** Start RECORDS PROVIDED **

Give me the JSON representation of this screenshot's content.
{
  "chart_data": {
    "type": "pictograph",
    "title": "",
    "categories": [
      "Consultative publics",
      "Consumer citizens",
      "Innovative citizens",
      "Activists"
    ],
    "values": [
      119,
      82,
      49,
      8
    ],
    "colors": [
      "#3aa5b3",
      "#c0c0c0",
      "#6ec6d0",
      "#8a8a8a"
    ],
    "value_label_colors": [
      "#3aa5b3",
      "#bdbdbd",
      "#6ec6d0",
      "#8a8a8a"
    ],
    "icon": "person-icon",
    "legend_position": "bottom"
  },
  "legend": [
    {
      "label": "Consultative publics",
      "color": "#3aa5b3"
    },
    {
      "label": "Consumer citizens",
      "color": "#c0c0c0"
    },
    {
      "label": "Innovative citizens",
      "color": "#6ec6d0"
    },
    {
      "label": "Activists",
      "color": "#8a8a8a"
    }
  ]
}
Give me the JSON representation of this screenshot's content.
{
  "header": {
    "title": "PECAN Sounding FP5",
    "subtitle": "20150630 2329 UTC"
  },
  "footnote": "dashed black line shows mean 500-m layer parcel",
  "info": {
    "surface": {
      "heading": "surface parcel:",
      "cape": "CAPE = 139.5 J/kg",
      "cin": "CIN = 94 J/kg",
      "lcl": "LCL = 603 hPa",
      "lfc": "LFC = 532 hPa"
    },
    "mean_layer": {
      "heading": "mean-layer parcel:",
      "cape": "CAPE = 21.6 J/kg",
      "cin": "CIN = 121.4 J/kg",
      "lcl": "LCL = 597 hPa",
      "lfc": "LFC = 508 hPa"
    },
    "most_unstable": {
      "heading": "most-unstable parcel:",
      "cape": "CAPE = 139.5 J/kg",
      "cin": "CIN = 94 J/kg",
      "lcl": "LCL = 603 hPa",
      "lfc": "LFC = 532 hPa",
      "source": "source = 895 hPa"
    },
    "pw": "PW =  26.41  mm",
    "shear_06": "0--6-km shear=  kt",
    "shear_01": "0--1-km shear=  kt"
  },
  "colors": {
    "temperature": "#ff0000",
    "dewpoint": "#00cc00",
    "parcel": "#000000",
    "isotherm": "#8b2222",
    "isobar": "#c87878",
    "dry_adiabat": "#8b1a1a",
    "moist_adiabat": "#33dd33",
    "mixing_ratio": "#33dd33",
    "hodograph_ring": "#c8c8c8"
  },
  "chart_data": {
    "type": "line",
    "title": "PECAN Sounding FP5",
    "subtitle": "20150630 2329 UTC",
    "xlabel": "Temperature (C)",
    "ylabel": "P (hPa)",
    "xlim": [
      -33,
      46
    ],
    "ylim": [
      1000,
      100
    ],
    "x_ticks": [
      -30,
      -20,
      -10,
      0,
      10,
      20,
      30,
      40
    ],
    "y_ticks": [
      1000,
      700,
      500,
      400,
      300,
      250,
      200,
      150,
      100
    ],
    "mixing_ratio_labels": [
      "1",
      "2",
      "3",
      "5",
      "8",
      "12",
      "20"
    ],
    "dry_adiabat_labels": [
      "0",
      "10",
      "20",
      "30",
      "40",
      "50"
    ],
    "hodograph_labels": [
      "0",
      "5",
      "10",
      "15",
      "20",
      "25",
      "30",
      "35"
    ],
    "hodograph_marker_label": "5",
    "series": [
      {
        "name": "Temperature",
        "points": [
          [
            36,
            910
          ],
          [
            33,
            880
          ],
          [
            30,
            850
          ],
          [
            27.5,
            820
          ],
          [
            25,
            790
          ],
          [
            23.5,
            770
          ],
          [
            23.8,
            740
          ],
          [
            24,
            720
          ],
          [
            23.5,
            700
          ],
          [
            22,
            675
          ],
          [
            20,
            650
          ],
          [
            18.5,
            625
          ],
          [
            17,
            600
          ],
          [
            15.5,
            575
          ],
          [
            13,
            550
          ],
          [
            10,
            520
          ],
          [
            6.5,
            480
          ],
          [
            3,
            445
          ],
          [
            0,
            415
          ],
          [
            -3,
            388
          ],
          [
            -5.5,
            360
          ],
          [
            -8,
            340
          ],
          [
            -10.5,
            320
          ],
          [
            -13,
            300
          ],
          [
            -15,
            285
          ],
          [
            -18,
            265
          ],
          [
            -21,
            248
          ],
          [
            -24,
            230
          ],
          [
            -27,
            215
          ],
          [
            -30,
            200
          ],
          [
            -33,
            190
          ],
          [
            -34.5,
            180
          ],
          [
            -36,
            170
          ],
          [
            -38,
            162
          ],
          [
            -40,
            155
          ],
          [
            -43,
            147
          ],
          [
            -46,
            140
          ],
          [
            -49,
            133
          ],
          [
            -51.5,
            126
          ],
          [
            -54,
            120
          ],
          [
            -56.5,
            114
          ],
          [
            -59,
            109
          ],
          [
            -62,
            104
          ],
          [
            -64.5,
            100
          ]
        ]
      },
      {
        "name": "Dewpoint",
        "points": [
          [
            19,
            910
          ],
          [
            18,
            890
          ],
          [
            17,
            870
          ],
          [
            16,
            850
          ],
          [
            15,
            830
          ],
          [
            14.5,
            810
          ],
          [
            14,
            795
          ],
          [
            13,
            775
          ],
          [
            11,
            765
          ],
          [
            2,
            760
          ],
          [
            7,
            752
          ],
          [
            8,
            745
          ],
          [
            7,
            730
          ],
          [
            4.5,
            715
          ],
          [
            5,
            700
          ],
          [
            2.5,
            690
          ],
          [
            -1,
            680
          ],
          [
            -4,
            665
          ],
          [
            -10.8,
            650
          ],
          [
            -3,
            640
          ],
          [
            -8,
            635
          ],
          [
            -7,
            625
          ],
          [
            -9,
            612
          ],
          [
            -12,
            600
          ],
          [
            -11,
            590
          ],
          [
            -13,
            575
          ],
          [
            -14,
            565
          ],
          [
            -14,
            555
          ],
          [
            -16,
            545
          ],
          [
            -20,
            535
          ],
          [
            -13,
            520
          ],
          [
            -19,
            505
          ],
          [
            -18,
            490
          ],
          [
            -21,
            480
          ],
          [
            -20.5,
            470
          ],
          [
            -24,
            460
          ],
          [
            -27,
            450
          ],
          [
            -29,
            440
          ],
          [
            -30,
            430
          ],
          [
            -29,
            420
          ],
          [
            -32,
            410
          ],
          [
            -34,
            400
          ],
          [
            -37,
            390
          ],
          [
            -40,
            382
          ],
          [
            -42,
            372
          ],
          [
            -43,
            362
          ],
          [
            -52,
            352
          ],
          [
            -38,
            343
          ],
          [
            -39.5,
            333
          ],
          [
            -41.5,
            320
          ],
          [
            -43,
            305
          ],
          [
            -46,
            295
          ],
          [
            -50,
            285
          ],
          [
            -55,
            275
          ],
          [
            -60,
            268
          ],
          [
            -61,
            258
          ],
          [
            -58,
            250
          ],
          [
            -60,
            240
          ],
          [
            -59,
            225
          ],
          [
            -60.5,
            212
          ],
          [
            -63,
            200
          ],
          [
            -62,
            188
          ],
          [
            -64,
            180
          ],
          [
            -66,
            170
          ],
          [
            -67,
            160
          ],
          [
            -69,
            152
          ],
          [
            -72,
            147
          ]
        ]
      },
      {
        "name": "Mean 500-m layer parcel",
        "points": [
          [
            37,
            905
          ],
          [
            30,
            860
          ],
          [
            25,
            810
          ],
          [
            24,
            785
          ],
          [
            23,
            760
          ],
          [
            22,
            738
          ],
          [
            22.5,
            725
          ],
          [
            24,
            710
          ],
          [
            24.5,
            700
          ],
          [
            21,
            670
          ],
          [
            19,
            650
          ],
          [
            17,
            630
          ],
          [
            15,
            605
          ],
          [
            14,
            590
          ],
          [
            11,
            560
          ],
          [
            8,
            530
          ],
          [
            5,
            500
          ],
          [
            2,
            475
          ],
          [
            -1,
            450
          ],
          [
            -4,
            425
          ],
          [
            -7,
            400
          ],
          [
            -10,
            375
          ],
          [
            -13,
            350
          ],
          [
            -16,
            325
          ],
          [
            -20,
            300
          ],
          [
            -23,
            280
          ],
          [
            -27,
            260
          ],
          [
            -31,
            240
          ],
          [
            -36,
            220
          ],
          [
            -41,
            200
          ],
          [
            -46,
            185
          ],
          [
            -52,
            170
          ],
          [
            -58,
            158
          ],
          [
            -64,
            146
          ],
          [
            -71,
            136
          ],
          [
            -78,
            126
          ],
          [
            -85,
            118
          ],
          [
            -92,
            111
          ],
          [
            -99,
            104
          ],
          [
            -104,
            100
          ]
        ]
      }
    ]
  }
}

** End RECORDS PROVIDED **

# TASK TO COMPLETE
Where a line above includes "subtitle", copy that line.

# TASK SOLUTION
    "subtitle": "20150630 2329 UTC"
    "subtitle": "20150630 2329 UTC",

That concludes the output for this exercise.